━━━━━ MATERIAL SHOWN ━━━━━
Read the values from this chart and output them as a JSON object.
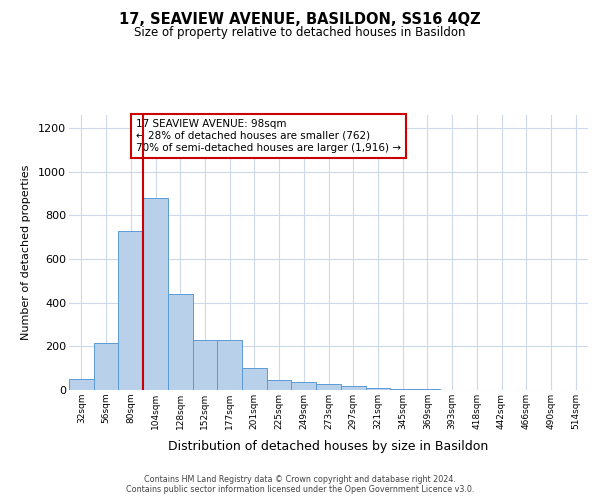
{
  "title": "17, SEAVIEW AVENUE, BASILDON, SS16 4QZ",
  "subtitle": "Size of property relative to detached houses in Basildon",
  "xlabel": "Distribution of detached houses by size in Basildon",
  "ylabel": "Number of detached properties",
  "categories": [
    "32sqm",
    "56sqm",
    "80sqm",
    "104sqm",
    "128sqm",
    "152sqm",
    "177sqm",
    "201sqm",
    "225sqm",
    "249sqm",
    "273sqm",
    "297sqm",
    "321sqm",
    "345sqm",
    "369sqm",
    "393sqm",
    "418sqm",
    "442sqm",
    "466sqm",
    "490sqm",
    "514sqm"
  ],
  "values": [
    50,
    215,
    730,
    880,
    440,
    230,
    230,
    100,
    45,
    38,
    28,
    18,
    10,
    5,
    3,
    2,
    1,
    0,
    0,
    0,
    0
  ],
  "bar_color": "#b8d0ea",
  "bar_edge_color": "#5b9bd5",
  "property_line_bar_idx": 2.5,
  "property_line_color": "#cc0000",
  "annotation_text": "17 SEAVIEW AVENUE: 98sqm\n← 28% of detached houses are smaller (762)\n70% of semi-detached houses are larger (1,916) →",
  "annotation_box_color": "#ffffff",
  "annotation_box_edge": "#cc0000",
  "ylim": [
    0,
    1260
  ],
  "yticks": [
    0,
    200,
    400,
    600,
    800,
    1000,
    1200
  ],
  "background_color": "#ffffff",
  "grid_color": "#cdd8ea",
  "footer_line1": "Contains HM Land Registry data © Crown copyright and database right 2024.",
  "footer_line2": "Contains public sector information licensed under the Open Government Licence v3.0."
}
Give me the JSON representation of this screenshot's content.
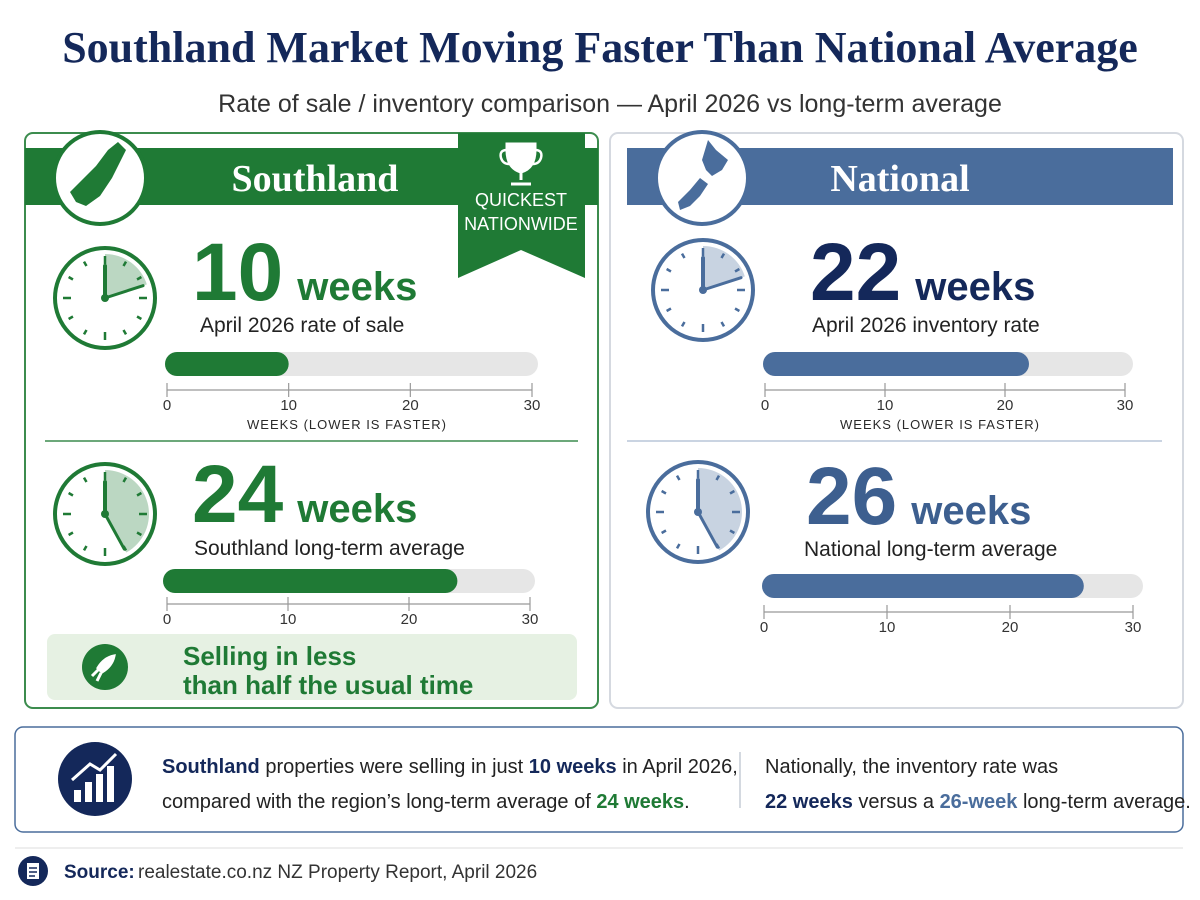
{
  "header": {
    "title": "Southland Market Moving Faster Than National Average",
    "subtitle": "Rate of sale / inventory comparison — April 2026 vs long-term average"
  },
  "panels": [
    {
      "title": "Southland",
      "badge": [
        "QUICKEST",
        "NATIONWIDE"
      ],
      "callout": [
        "Selling in less",
        "than half the usual time"
      ]
    },
    {
      "title": "National"
    }
  ],
  "chart_data": [
    {
      "type": "bar",
      "values": [
        10
      ],
      "unit": "weeks",
      "label": "April 2026 rate of sale",
      "color": "#1f7a35",
      "xlim": [
        0,
        30
      ],
      "xticks": [
        0,
        10,
        20,
        30
      ],
      "xlabel": "WEEKS (LOWER IS FASTER)"
    },
    {
      "type": "bar",
      "values": [
        24
      ],
      "unit": "weeks",
      "label": "Southland long-term average",
      "color": "#1f7a35",
      "xlim": [
        0,
        30
      ],
      "xticks": [
        0,
        10,
        20,
        30
      ]
    },
    {
      "type": "bar",
      "values": [
        22
      ],
      "unit": "weeks",
      "label": "April 2026 inventory rate",
      "color": "#4a6d9c",
      "xlim": [
        0,
        30
      ],
      "xticks": [
        0,
        10,
        20,
        30
      ],
      "xlabel": "WEEKS (LOWER IS FASTER)"
    },
    {
      "type": "bar",
      "values": [
        26
      ],
      "unit": "weeks",
      "label": "National long-term average",
      "color": "#4a6d9c",
      "xlim": [
        0,
        30
      ],
      "xticks": [
        0,
        10,
        20,
        30
      ]
    }
  ],
  "summary": {
    "left": [
      [
        "Southland",
        " properties were selling in just ",
        "10 weeks",
        " in April 2026,"
      ],
      [
        "compared with the region’s long-term average of ",
        "24 weeks",
        "."
      ]
    ],
    "right": [
      [
        "Nationally, the inventory rate was"
      ],
      [
        "22 weeks",
        " versus a ",
        "26-week",
        " long-term average."
      ]
    ]
  },
  "source": {
    "label": "Source:",
    "text": "realestate.co.nz NZ Property Report, April 2026"
  }
}
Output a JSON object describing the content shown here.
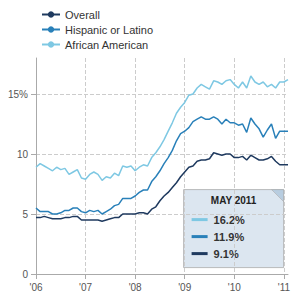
{
  "chart_data": {
    "type": "line",
    "categories": [
      "'06",
      null,
      null,
      null,
      null,
      null,
      null,
      null,
      null,
      null,
      null,
      null,
      "'07",
      null,
      null,
      null,
      null,
      null,
      null,
      null,
      null,
      null,
      null,
      null,
      "'08",
      null,
      null,
      null,
      null,
      null,
      null,
      null,
      null,
      null,
      null,
      null,
      "'09",
      null,
      null,
      null,
      null,
      null,
      null,
      null,
      null,
      null,
      null,
      null,
      "'10",
      null,
      null,
      null,
      null,
      null,
      null,
      null,
      null,
      null,
      null,
      null,
      "'11",
      null
    ],
    "series": [
      {
        "name": "Overall",
        "color": "#1f3a5f",
        "values": [
          4.7,
          4.7,
          4.8,
          4.7,
          4.6,
          4.6,
          4.6,
          4.7,
          4.7,
          4.8,
          4.8,
          4.5,
          4.5,
          4.5,
          4.5,
          4.5,
          4.4,
          4.5,
          4.6,
          4.7,
          4.7,
          5.0,
          5.0,
          5.0,
          5.0,
          5.1,
          5.1,
          5.0,
          5.4,
          5.6,
          6.1,
          6.5,
          6.8,
          7.2,
          7.6,
          8.1,
          8.5,
          8.9,
          9.0,
          9.4,
          9.5,
          9.5,
          9.6,
          10.1,
          10.0,
          9.9,
          10.0,
          10.0,
          9.7,
          9.7,
          9.8,
          9.5,
          9.9,
          9.7,
          9.5,
          9.5,
          9.6,
          9.8,
          9.4,
          9.1,
          9.1,
          9.1
        ]
      },
      {
        "name": "Hispanic or Latino",
        "color": "#2980b9",
        "values": [
          5.5,
          5.2,
          5.2,
          5.2,
          5.0,
          5.0,
          5.1,
          5.3,
          5.3,
          5.5,
          5.5,
          5.2,
          5.1,
          5.3,
          5.2,
          5.3,
          5.0,
          5.2,
          5.4,
          5.7,
          5.8,
          6.3,
          6.3,
          6.3,
          6.5,
          6.8,
          7.0,
          7.0,
          7.7,
          8.1,
          8.6,
          9.2,
          9.7,
          10.3,
          11.1,
          11.7,
          11.9,
          12.2,
          12.7,
          12.9,
          13.1,
          12.9,
          12.9,
          13.1,
          12.9,
          12.5,
          12.9,
          12.6,
          12.6,
          12.4,
          12.5,
          11.8,
          13.0,
          12.5,
          12.1,
          11.4,
          12.0,
          12.5,
          11.3,
          11.9,
          11.9,
          11.9
        ]
      },
      {
        "name": "African American",
        "color": "#7ec8e3",
        "values": [
          8.9,
          9.2,
          9.0,
          8.8,
          8.6,
          8.9,
          8.7,
          8.8,
          8.3,
          8.5,
          8.7,
          8.0,
          7.9,
          8.3,
          8.5,
          8.3,
          7.8,
          8.1,
          8.0,
          8.4,
          8.2,
          9.0,
          8.9,
          9.0,
          8.6,
          8.9,
          9.1,
          9.0,
          9.7,
          10.1,
          10.6,
          11.2,
          11.9,
          12.6,
          13.4,
          13.9,
          14.3,
          14.9,
          15.0,
          15.5,
          15.8,
          15.6,
          15.4,
          16.1,
          16.0,
          15.8,
          16.1,
          16.2,
          15.8,
          15.5,
          16.0,
          15.5,
          16.5,
          16.0,
          15.8,
          16.0,
          15.6,
          15.8,
          15.5,
          16.0,
          16.0,
          16.2
        ]
      }
    ],
    "ylim": [
      0,
      18
    ],
    "yticks": [
      0,
      5,
      10,
      {
        "value": 15,
        "label": "15%"
      }
    ],
    "grid": true,
    "legend": "top",
    "annotations": [
      {
        "title": "MAY 2011",
        "items": [
          {
            "label": "16.2%",
            "series": "African American"
          },
          {
            "label": "11.9%",
            "series": "Hispanic or Latino"
          },
          {
            "label": "9.1%",
            "series": "Overall"
          }
        ]
      }
    ]
  }
}
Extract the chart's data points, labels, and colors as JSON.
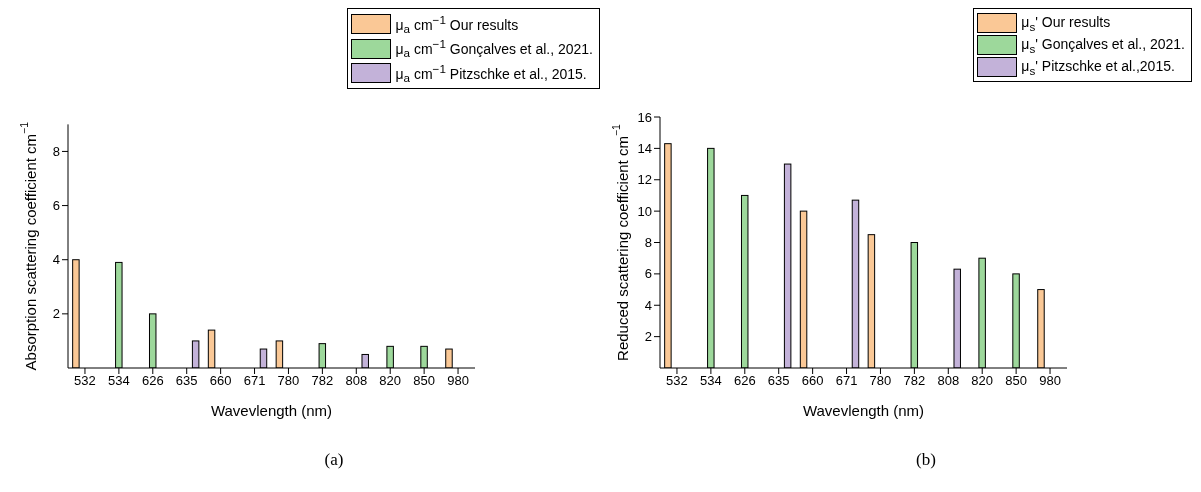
{
  "chart_data": [
    {
      "type": "bar",
      "xlabel": "Wavevlength (nm)",
      "ylabel": "Absorption scattering coefficient cm$^{−1}$",
      "categories": [
        "532",
        "534",
        "626",
        "635",
        "660",
        "671",
        "780",
        "782",
        "808",
        "820",
        "850",
        "980"
      ],
      "series": [
        {
          "name": "μ$_{a}$ cm$^{−1}$ Our results",
          "color": "#fac896",
          "values": [
            4.0,
            null,
            null,
            null,
            1.4,
            null,
            1.0,
            null,
            null,
            null,
            null,
            0.7
          ]
        },
        {
          "name": "μ$_{a}$ cm$^{−1}$ Gonçalves et al., 2021.",
          "color": "#9dd89b",
          "values": [
            null,
            3.9,
            2.0,
            null,
            null,
            null,
            null,
            0.9,
            null,
            0.8,
            0.8,
            null
          ]
        },
        {
          "name": "μ$_{a}$ cm$^{−1}$ Pitzschke et al., 2015.",
          "color": "#c3b2d9",
          "values": [
            null,
            null,
            null,
            1.0,
            null,
            0.7,
            null,
            null,
            0.5,
            null,
            null,
            null
          ]
        }
      ],
      "ylim": [
        0,
        9
      ],
      "yticks": [
        2,
        4,
        6,
        8
      ],
      "grid": false,
      "legend": "top right",
      "annotations": [
        "(a)"
      ]
    },
    {
      "type": "bar",
      "xlabel": "Wavevlength (nm)",
      "ylabel": "Reduced scattering coefficient cm$^{−1}$",
      "categories": [
        "532",
        "534",
        "626",
        "635",
        "660",
        "671",
        "780",
        "782",
        "808",
        "820",
        "850",
        "980"
      ],
      "series": [
        {
          "name": "μ$_{s}$' Our results",
          "color": "#fac896",
          "values": [
            14.3,
            null,
            null,
            null,
            10,
            null,
            8.5,
            null,
            null,
            null,
            null,
            5
          ]
        },
        {
          "name": "μ$_{s}$' Gonçalves et al., 2021.",
          "color": "#9dd89b",
          "values": [
            null,
            14,
            11,
            null,
            null,
            null,
            null,
            8,
            null,
            7,
            6,
            null
          ]
        },
        {
          "name": "μ$_{s}$' Pitzschke et al.,2015.",
          "color": "#c3b2d9",
          "values": [
            null,
            null,
            null,
            13,
            null,
            10.7,
            null,
            null,
            6.3,
            null,
            null,
            null
          ]
        }
      ],
      "ylim": [
        0,
        16
      ],
      "yticks": [
        2,
        4,
        6,
        8,
        10,
        12,
        14,
        16
      ],
      "grid": false,
      "legend": "top right",
      "annotations": [
        "(b)"
      ]
    }
  ]
}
━━━━━
**EXERCISE AIM**: Look through the entries and find each line that has the string "ylabel". Copy those lines.

**SOLUTION TO THE EXERCISE**:
  "ylabel": "Number of detached properties",
      "ylabel": "Absorption scattering coefficient cm$^{−1}$",
      "ylabel": "Reduced scattering coefficient cm$^{−1}$",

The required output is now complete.